-------- Records to use
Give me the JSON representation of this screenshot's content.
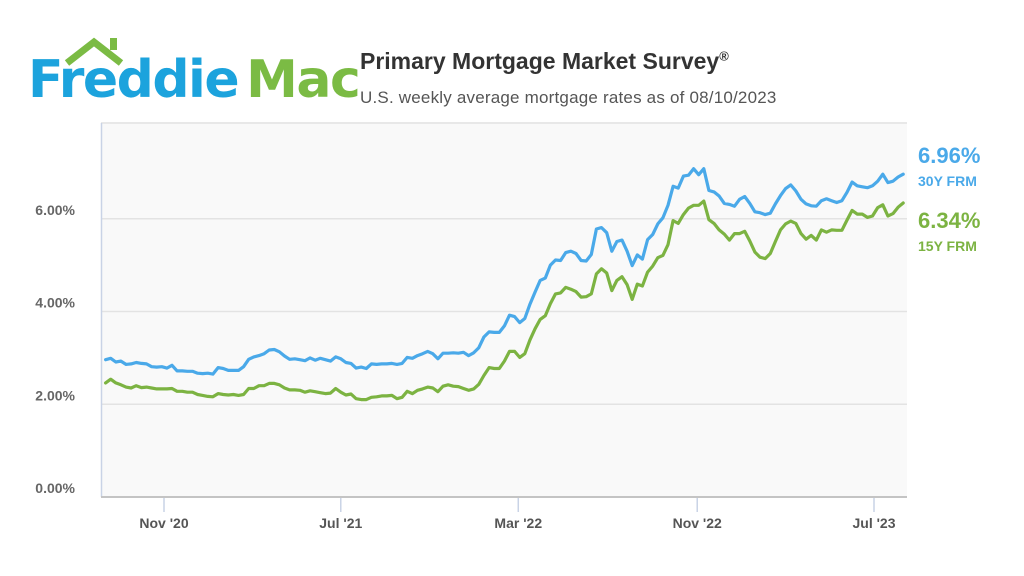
{
  "logo": {
    "text_a": "Freddie",
    "text_b": "Mac",
    "color_a": "#1ca3dd",
    "color_b": "#7bbb44"
  },
  "header": {
    "title": "Primary Mortgage Market Survey",
    "title_mark": "®",
    "subtitle": "U.S. weekly average mortgage rates as of 08/10/2023"
  },
  "chart_data": {
    "type": "line",
    "title": "Primary Mortgage Market Survey®",
    "subtitle": "U.S. weekly average mortgage rates as of 08/10/2023",
    "xlabel": "",
    "ylabel": "",
    "ylim": [
      0,
      8
    ],
    "yticks": [
      "0.00%",
      "2.00%",
      "4.00%",
      "6.00%"
    ],
    "ytick_values": [
      0,
      2,
      4,
      6
    ],
    "xticks": [
      "Nov '20",
      "Jul '21",
      "Mar '22",
      "Nov '22",
      "Jul '23"
    ],
    "xtick_dates": [
      "2020-11-01",
      "2021-07-01",
      "2022-03-01",
      "2022-11-01",
      "2023-07-01"
    ],
    "xlim": [
      "2020-08-13",
      "2023-08-10"
    ],
    "grid": "horizontal",
    "legend": "right (end labels)",
    "x": [
      "2020-08-13",
      "2020-08-20",
      "2020-08-27",
      "2020-09-03",
      "2020-09-10",
      "2020-09-17",
      "2020-09-24",
      "2020-10-01",
      "2020-10-08",
      "2020-10-15",
      "2020-10-22",
      "2020-10-29",
      "2020-11-05",
      "2020-11-12",
      "2020-11-19",
      "2020-11-26",
      "2020-12-03",
      "2020-12-10",
      "2020-12-17",
      "2020-12-24",
      "2020-12-31",
      "2021-01-07",
      "2021-01-14",
      "2021-01-21",
      "2021-01-28",
      "2021-02-04",
      "2021-02-11",
      "2021-02-18",
      "2021-02-25",
      "2021-03-04",
      "2021-03-11",
      "2021-03-18",
      "2021-03-25",
      "2021-04-01",
      "2021-04-08",
      "2021-04-15",
      "2021-04-22",
      "2021-04-29",
      "2021-05-06",
      "2021-05-13",
      "2021-05-20",
      "2021-05-27",
      "2021-06-03",
      "2021-06-10",
      "2021-06-17",
      "2021-06-24",
      "2021-07-01",
      "2021-07-08",
      "2021-07-15",
      "2021-07-22",
      "2021-07-29",
      "2021-08-05",
      "2021-08-12",
      "2021-08-19",
      "2021-08-26",
      "2021-09-02",
      "2021-09-09",
      "2021-09-16",
      "2021-09-23",
      "2021-09-30",
      "2021-10-07",
      "2021-10-14",
      "2021-10-21",
      "2021-10-28",
      "2021-11-04",
      "2021-11-11",
      "2021-11-18",
      "2021-11-25",
      "2021-12-02",
      "2021-12-09",
      "2021-12-16",
      "2021-12-23",
      "2021-12-30",
      "2022-01-06",
      "2022-01-13",
      "2022-01-20",
      "2022-01-27",
      "2022-02-03",
      "2022-02-10",
      "2022-02-17",
      "2022-02-24",
      "2022-03-03",
      "2022-03-10",
      "2022-03-17",
      "2022-03-24",
      "2022-03-31",
      "2022-04-07",
      "2022-04-14",
      "2022-04-21",
      "2022-04-28",
      "2022-05-05",
      "2022-05-12",
      "2022-05-19",
      "2022-05-26",
      "2022-06-02",
      "2022-06-09",
      "2022-06-16",
      "2022-06-23",
      "2022-06-30",
      "2022-07-07",
      "2022-07-14",
      "2022-07-21",
      "2022-07-28",
      "2022-08-04",
      "2022-08-11",
      "2022-08-18",
      "2022-08-25",
      "2022-09-01",
      "2022-09-08",
      "2022-09-15",
      "2022-09-22",
      "2022-09-29",
      "2022-10-06",
      "2022-10-13",
      "2022-10-20",
      "2022-10-27",
      "2022-11-03",
      "2022-11-10",
      "2022-11-17",
      "2022-11-24",
      "2022-12-01",
      "2022-12-08",
      "2022-12-15",
      "2022-12-22",
      "2022-12-29",
      "2023-01-05",
      "2023-01-12",
      "2023-01-19",
      "2023-01-26",
      "2023-02-02",
      "2023-02-09",
      "2023-02-16",
      "2023-02-23",
      "2023-03-02",
      "2023-03-09",
      "2023-03-16",
      "2023-03-23",
      "2023-03-30",
      "2023-04-06",
      "2023-04-13",
      "2023-04-20",
      "2023-04-27",
      "2023-05-04",
      "2023-05-11",
      "2023-05-18",
      "2023-05-25",
      "2023-06-01",
      "2023-06-08",
      "2023-06-15",
      "2023-06-22",
      "2023-06-29",
      "2023-07-06",
      "2023-07-13",
      "2023-07-20",
      "2023-07-27",
      "2023-08-03",
      "2023-08-10"
    ],
    "series": [
      {
        "name": "30Y FRM",
        "last_label": "6.96%",
        "color": "#4aa9e9",
        "values": [
          2.96,
          2.99,
          2.91,
          2.93,
          2.86,
          2.87,
          2.9,
          2.88,
          2.87,
          2.81,
          2.8,
          2.81,
          2.78,
          2.84,
          2.72,
          2.72,
          2.71,
          2.71,
          2.67,
          2.66,
          2.67,
          2.65,
          2.79,
          2.77,
          2.73,
          2.73,
          2.73,
          2.81,
          2.97,
          3.02,
          3.05,
          3.09,
          3.17,
          3.18,
          3.13,
          3.04,
          2.97,
          2.98,
          2.96,
          2.94,
          3.0,
          2.95,
          2.99,
          2.96,
          2.93,
          3.02,
          2.98,
          2.9,
          2.88,
          2.78,
          2.8,
          2.77,
          2.87,
          2.86,
          2.87,
          2.87,
          2.88,
          2.86,
          2.88,
          3.01,
          2.99,
          3.05,
          3.09,
          3.14,
          3.09,
          2.98,
          3.1,
          3.1,
          3.11,
          3.1,
          3.12,
          3.05,
          3.11,
          3.22,
          3.45,
          3.56,
          3.55,
          3.55,
          3.69,
          3.92,
          3.89,
          3.76,
          3.85,
          4.16,
          4.42,
          4.67,
          4.72,
          5.0,
          5.11,
          5.1,
          5.27,
          5.3,
          5.25,
          5.1,
          5.09,
          5.23,
          5.78,
          5.81,
          5.7,
          5.3,
          5.51,
          5.54,
          5.3,
          4.99,
          5.22,
          5.13,
          5.55,
          5.66,
          5.89,
          6.02,
          6.29,
          6.7,
          6.66,
          6.92,
          6.94,
          7.08,
          6.95,
          7.08,
          6.61,
          6.58,
          6.49,
          6.33,
          6.31,
          6.27,
          6.42,
          6.48,
          6.33,
          6.15,
          6.13,
          6.09,
          6.12,
          6.32,
          6.5,
          6.65,
          6.73,
          6.6,
          6.42,
          6.32,
          6.28,
          6.27,
          6.39,
          6.43,
          6.39,
          6.35,
          6.39,
          6.57,
          6.79,
          6.71,
          6.69,
          6.67,
          6.71,
          6.81,
          6.96,
          6.78,
          6.81,
          6.9,
          6.96
        ]
      },
      {
        "name": "15Y FRM",
        "last_label": "6.34%",
        "color": "#7cb342",
        "values": [
          2.46,
          2.54,
          2.46,
          2.42,
          2.37,
          2.35,
          2.4,
          2.36,
          2.37,
          2.35,
          2.33,
          2.33,
          2.33,
          2.34,
          2.28,
          2.28,
          2.26,
          2.26,
          2.21,
          2.19,
          2.17,
          2.16,
          2.23,
          2.21,
          2.2,
          2.21,
          2.19,
          2.21,
          2.34,
          2.34,
          2.4,
          2.4,
          2.45,
          2.45,
          2.42,
          2.35,
          2.31,
          2.31,
          2.3,
          2.26,
          2.29,
          2.27,
          2.25,
          2.23,
          2.24,
          2.34,
          2.26,
          2.2,
          2.22,
          2.12,
          2.1,
          2.1,
          2.15,
          2.16,
          2.18,
          2.18,
          2.19,
          2.12,
          2.15,
          2.28,
          2.23,
          2.3,
          2.33,
          2.37,
          2.35,
          2.27,
          2.39,
          2.42,
          2.39,
          2.38,
          2.34,
          2.3,
          2.33,
          2.43,
          2.62,
          2.79,
          2.77,
          2.77,
          2.93,
          3.14,
          3.14,
          3.01,
          3.09,
          3.39,
          3.63,
          3.83,
          3.91,
          4.17,
          4.38,
          4.4,
          4.52,
          4.48,
          4.43,
          4.31,
          4.32,
          4.38,
          4.81,
          4.92,
          4.83,
          4.45,
          4.67,
          4.75,
          4.58,
          4.26,
          4.59,
          4.55,
          4.85,
          4.98,
          5.16,
          5.21,
          5.44,
          5.96,
          5.9,
          6.09,
          6.23,
          6.29,
          6.29,
          6.38,
          5.98,
          5.9,
          5.76,
          5.67,
          5.54,
          5.68,
          5.68,
          5.73,
          5.52,
          5.28,
          5.17,
          5.14,
          5.25,
          5.51,
          5.76,
          5.89,
          5.95,
          5.9,
          5.68,
          5.56,
          5.64,
          5.54,
          5.76,
          5.71,
          5.76,
          5.75,
          5.75,
          5.97,
          6.18,
          6.1,
          6.1,
          6.03,
          6.06,
          6.24,
          6.3,
          6.06,
          6.11,
          6.25,
          6.34
        ]
      }
    ]
  }
}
----------------
What is expected
Where a line above includes "Market", copy that line.

Solution for this task
    "title": "Primary Mortgage Market Survey",
    "title": "Primary Mortgage Market Survey®",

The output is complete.